● **Your instructions**: Check every line below for the string "content", and copy the lines that contain it.

● **Records supplied**:
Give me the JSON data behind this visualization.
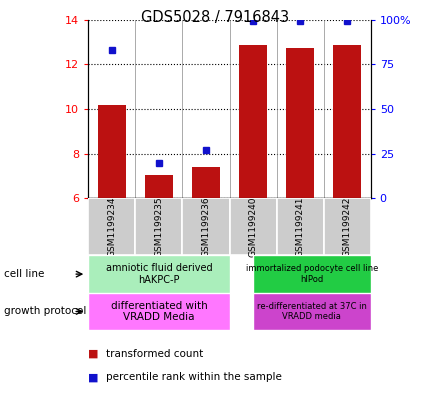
{
  "title": "GDS5028 / 7916843",
  "samples": [
    "GSM1199234",
    "GSM1199235",
    "GSM1199236",
    "GSM1199240",
    "GSM1199241",
    "GSM1199242"
  ],
  "transformed_counts": [
    10.2,
    7.05,
    7.4,
    12.85,
    12.72,
    12.85
  ],
  "percentile_ranks": [
    83,
    20,
    27,
    99,
    99,
    99
  ],
  "ylim_left": [
    6,
    14
  ],
  "ylim_right": [
    0,
    100
  ],
  "yticks_left": [
    6,
    8,
    10,
    12,
    14
  ],
  "yticks_right": [
    0,
    25,
    50,
    75,
    100
  ],
  "bar_color": "#bb1111",
  "dot_color": "#1111cc",
  "cell_line_g1_label": "amniotic fluid derived\nhAKPC-P",
  "cell_line_g1_color": "#aaeebb",
  "cell_line_g2_label": "immortalized podocyte cell line\nhIPod",
  "cell_line_g2_color": "#22cc44",
  "growth_g1_label": "differentiated with\nVRADD Media",
  "growth_g1_color": "#ff77ff",
  "growth_g2_label": "re-differentiated at 37C in\nVRADD media",
  "growth_g2_color": "#cc44cc",
  "cell_line_label": "cell line",
  "growth_protocol_label": "growth protocol",
  "legend_red_label": "transformed count",
  "legend_blue_label": "percentile rank within the sample",
  "bar_width": 0.6,
  "x_positions": [
    0,
    1,
    2,
    3,
    4,
    5
  ],
  "group1_indices": [
    0,
    1,
    2
  ],
  "group2_indices": [
    3,
    4,
    5
  ]
}
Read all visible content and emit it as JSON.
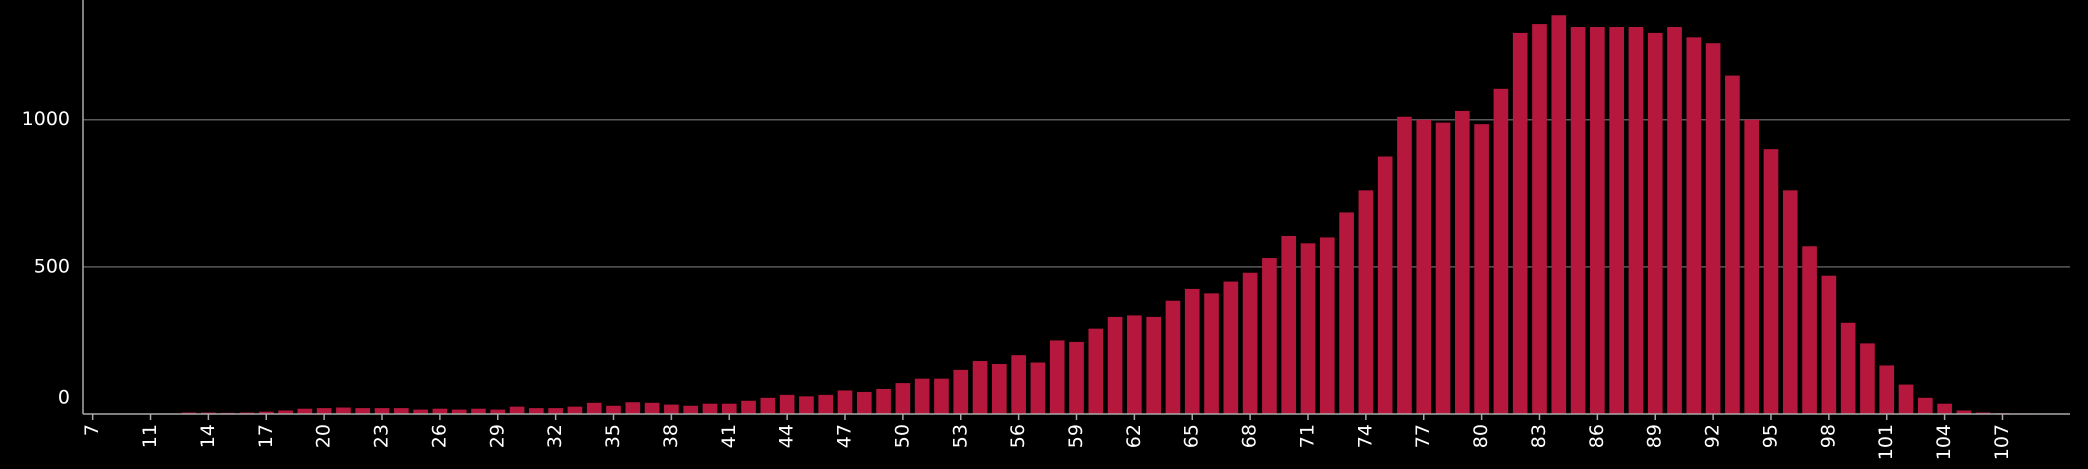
{
  "chart_data": {
    "type": "bar",
    "color": "#b5183c",
    "categories": [
      "7",
      null,
      null,
      "11",
      null,
      null,
      "14",
      null,
      null,
      "17",
      null,
      null,
      "20",
      null,
      null,
      "23",
      null,
      null,
      "26",
      null,
      null,
      "29",
      null,
      null,
      "32",
      null,
      null,
      "35",
      null,
      null,
      "38",
      null,
      null,
      "41",
      null,
      null,
      "44",
      null,
      null,
      "47",
      null,
      null,
      "50",
      null,
      null,
      "53",
      null,
      null,
      "56",
      null,
      null,
      "59",
      null,
      null,
      "62",
      null,
      null,
      "65",
      null,
      null,
      "68",
      null,
      null,
      "71",
      null,
      null,
      "74",
      null,
      null,
      "77",
      null,
      null,
      "80",
      null,
      null,
      "83",
      null,
      null,
      "86",
      null,
      null,
      "89",
      null,
      null,
      "92",
      null,
      null,
      "95",
      null,
      null,
      "98",
      null,
      null,
      "101",
      null,
      null,
      "104",
      null,
      null,
      "107",
      null,
      null,
      null
    ],
    "values": [
      0,
      0,
      0,
      0,
      2,
      5,
      5,
      4,
      5,
      8,
      12,
      18,
      20,
      22,
      20,
      20,
      20,
      15,
      18,
      15,
      18,
      15,
      25,
      20,
      20,
      25,
      38,
      28,
      40,
      38,
      32,
      28,
      35,
      35,
      45,
      55,
      65,
      60,
      65,
      80,
      75,
      85,
      105,
      120,
      120,
      150,
      180,
      170,
      200,
      175,
      250,
      245,
      290,
      330,
      335,
      330,
      385,
      425,
      410,
      450,
      480,
      530,
      605,
      580,
      600,
      685,
      760,
      875,
      1010,
      1000,
      990,
      1030,
      985,
      1105,
      1295,
      1325,
      1355,
      1315,
      1315,
      1315,
      1315,
      1295,
      1315,
      1280,
      1260,
      1150,
      1000,
      900,
      760,
      570,
      470,
      310,
      240,
      165,
      100,
      55,
      35,
      12,
      5,
      3,
      2,
      0,
      0
    ],
    "ylim": [
      0,
      1400
    ],
    "yticks": [
      0,
      500,
      1000
    ],
    "grid": true
  }
}
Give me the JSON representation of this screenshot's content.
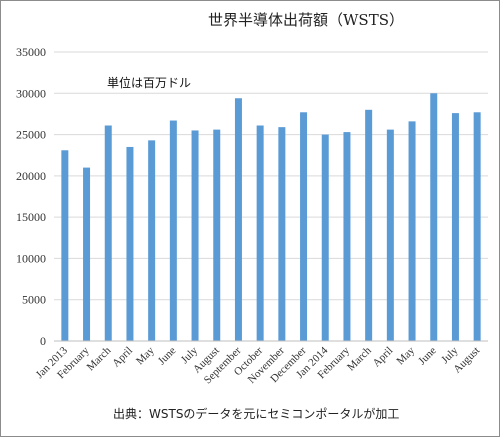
{
  "chart_data": {
    "type": "bar",
    "title": "世界半導体出荷額（WSTS）",
    "unit_label": "単位は百万ドル",
    "source_note": "出典：WSTSのデータを元にセミコンポータルが加工",
    "categories": [
      "Jan 2013",
      "February",
      "March",
      "April",
      "May",
      "June",
      "July",
      "August",
      "September",
      "October",
      "November",
      "December",
      "Jan 2014",
      "February",
      "March",
      "April",
      "May",
      "June",
      "July",
      "August"
    ],
    "values": [
      23100,
      21000,
      26100,
      23500,
      24300,
      26700,
      25500,
      25600,
      29400,
      26100,
      25900,
      27700,
      25000,
      25300,
      28000,
      25600,
      26600,
      30000,
      27600,
      27700
    ],
    "ylim": [
      0,
      35000
    ],
    "yticks": [
      0,
      5000,
      10000,
      15000,
      20000,
      25000,
      30000,
      35000
    ],
    "grid": true,
    "bar_color": "#5b9bd5"
  }
}
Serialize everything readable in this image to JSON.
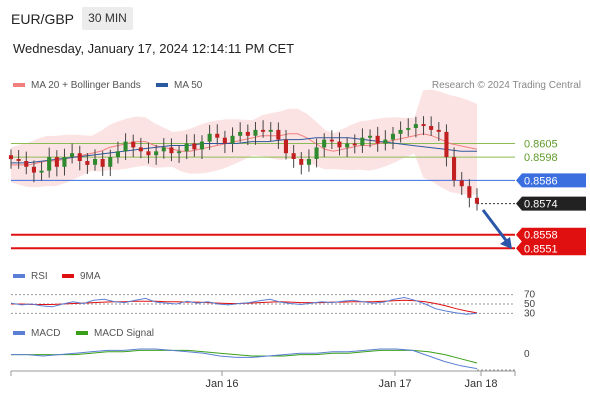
{
  "header": {
    "pair": "EUR/GBP",
    "timeframe": "30 MIN",
    "datetime": "Wednesday, January 17, 2024 12:14:11 PM CET"
  },
  "credit": "Research © 2024 Trading Central",
  "colors": {
    "ma20": "#f08080",
    "ma50": "#2c5aa0",
    "resistance": "#8bbb55",
    "pivot": "#3b6fe0",
    "support": "#e01010",
    "current": "#222222",
    "rsi": "#5b7fd4",
    "rsi_ma": "#e01010",
    "macd": "#5b7fd4",
    "macd_signal": "#3aa01a"
  },
  "chart_data": [
    {
      "type": "candlestick",
      "legend": [
        {
          "name": "MA 20 + Bollinger Bands",
          "color": "#f08080"
        },
        {
          "name": "MA 50",
          "color": "#2c5aa0"
        }
      ],
      "x_ticks": [
        "Jan 16",
        "Jan 17",
        "Jan 18"
      ],
      "ylim": [
        0.8546,
        0.863
      ],
      "levels": [
        {
          "label": "0.8605",
          "value": 0.8605,
          "kind": "resistance"
        },
        {
          "label": "0.8598",
          "value": 0.8598,
          "kind": "resistance"
        },
        {
          "label": "0.8586",
          "value": 0.8586,
          "kind": "pivot"
        },
        {
          "label": "0.8574",
          "value": 0.8574,
          "kind": "current"
        },
        {
          "label": "0.8558",
          "value": 0.8558,
          "kind": "support"
        },
        {
          "label": "0.8551",
          "value": 0.8551,
          "kind": "support"
        }
      ],
      "close_series": [
        0.8597,
        0.8596,
        0.8593,
        0.859,
        0.8591,
        0.8598,
        0.8593,
        0.8598,
        0.86,
        0.8596,
        0.8594,
        0.8597,
        0.8593,
        0.8598,
        0.8601,
        0.8606,
        0.8603,
        0.8601,
        0.8599,
        0.8601,
        0.8603,
        0.86,
        0.8601,
        0.8605,
        0.8602,
        0.8606,
        0.861,
        0.8608,
        0.8605,
        0.8609,
        0.8611,
        0.8609,
        0.8612,
        0.8611,
        0.8612,
        0.8607,
        0.86,
        0.8597,
        0.8594,
        0.8597,
        0.8603,
        0.8607,
        0.8606,
        0.8603,
        0.8605,
        0.8604,
        0.8608,
        0.8609,
        0.8605,
        0.8607,
        0.861,
        0.8612,
        0.8613,
        0.8615,
        0.8614,
        0.8612,
        0.8611,
        0.8598,
        0.8586,
        0.8583,
        0.8577,
        0.8574
      ],
      "ma20": [
        0.8594,
        0.8594,
        0.8594,
        0.8595,
        0.8596,
        0.8596,
        0.8597,
        0.8598,
        0.8599,
        0.86,
        0.8601,
        0.8603,
        0.8604,
        0.8605,
        0.8606,
        0.8606,
        0.8604,
        0.8603,
        0.8602,
        0.8601,
        0.8601,
        0.8602,
        0.8603,
        0.8604,
        0.8605,
        0.8606,
        0.8607,
        0.8608,
        0.8609,
        0.8609,
        0.8609,
        0.861,
        0.861,
        0.8608,
        0.8605,
        0.8602,
        0.8601,
        0.8602,
        0.8603,
        0.8604,
        0.8604,
        0.8605,
        0.8606,
        0.8607,
        0.8608,
        0.8609,
        0.861,
        0.8609,
        0.8607,
        0.8605,
        0.8604,
        0.8603,
        0.8602
      ],
      "ma50": [
        0.8595,
        0.8595,
        0.8596,
        0.8597,
        0.8598,
        0.8599,
        0.86,
        0.8601,
        0.8602,
        0.8603,
        0.8604,
        0.8604,
        0.8605,
        0.8605,
        0.8605,
        0.8606,
        0.8606,
        0.8607,
        0.8607,
        0.8608,
        0.8608,
        0.8608,
        0.8607,
        0.8606,
        0.8605,
        0.8604,
        0.8603,
        0.8602,
        0.8601,
        0.8601
      ]
    },
    {
      "type": "line",
      "legend": [
        {
          "name": "RSI",
          "color": "#5b7fd4"
        },
        {
          "name": "9MA",
          "color": "#e01010"
        }
      ],
      "levels": [
        "70",
        "50",
        "30"
      ],
      "ylim": [
        20,
        80
      ],
      "series": [
        {
          "name": "RSI",
          "values": [
            52,
            48,
            50,
            46,
            44,
            50,
            55,
            51,
            58,
            60,
            55,
            53,
            58,
            62,
            54,
            52,
            50,
            56,
            52,
            55,
            50,
            48,
            51,
            53,
            57,
            60,
            54,
            51,
            49,
            52,
            55,
            53,
            56,
            58,
            55,
            52,
            54,
            60,
            64,
            58,
            50,
            40,
            35,
            31,
            28,
            30
          ]
        },
        {
          "name": "9MA",
          "values": [
            50,
            50,
            49,
            49,
            49,
            50,
            51,
            52,
            53,
            54,
            55,
            55,
            56,
            56,
            56,
            55,
            55,
            54,
            54,
            53,
            52,
            51,
            51,
            52,
            53,
            54,
            55,
            54,
            53,
            53,
            53,
            54,
            54,
            55,
            55,
            55,
            56,
            57,
            58,
            57,
            55,
            51,
            46,
            40,
            35,
            31
          ]
        }
      ]
    },
    {
      "type": "line",
      "legend": [
        {
          "name": "MACD",
          "color": "#5b7fd4"
        },
        {
          "name": "MACD Signal",
          "color": "#3aa01a"
        }
      ],
      "levels": [
        "0"
      ],
      "ylim": [
        -0.0012,
        0.0008
      ],
      "series": [
        {
          "name": "MACD",
          "values": [
            -0.0001,
            -0.0001,
            -0.0002,
            -0.0001,
            0.0,
            0.0001,
            0.0002,
            0.0002,
            0.0003,
            0.0003,
            0.0002,
            0.0001,
            0.0,
            -0.0002,
            -0.0003,
            -0.0003,
            -0.0002,
            -0.0001,
            0.0,
            0.0,
            0.0001,
            0.0001,
            0.0002,
            0.0003,
            0.0003,
            0.0002,
            -0.0002,
            -0.0006,
            -0.0009,
            -0.0011
          ]
        },
        {
          "name": "MACD Signal",
          "values": [
            -0.0001,
            -0.0001,
            -0.0001,
            -0.0001,
            -0.0001,
            0.0,
            0.0001,
            0.0001,
            0.0002,
            0.0002,
            0.0002,
            0.0002,
            0.0001,
            0.0,
            -0.0001,
            -0.0002,
            -0.0002,
            -0.0002,
            -0.0001,
            -0.0001,
            0.0,
            0.0,
            0.0001,
            0.0002,
            0.0002,
            0.0002,
            0.0001,
            -0.0001,
            -0.0004,
            -0.0007
          ]
        }
      ]
    }
  ]
}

● **Answer for this exercise**:
Read all visible content and emit it as JSON.
Give me the JSON representation of this screenshot's content.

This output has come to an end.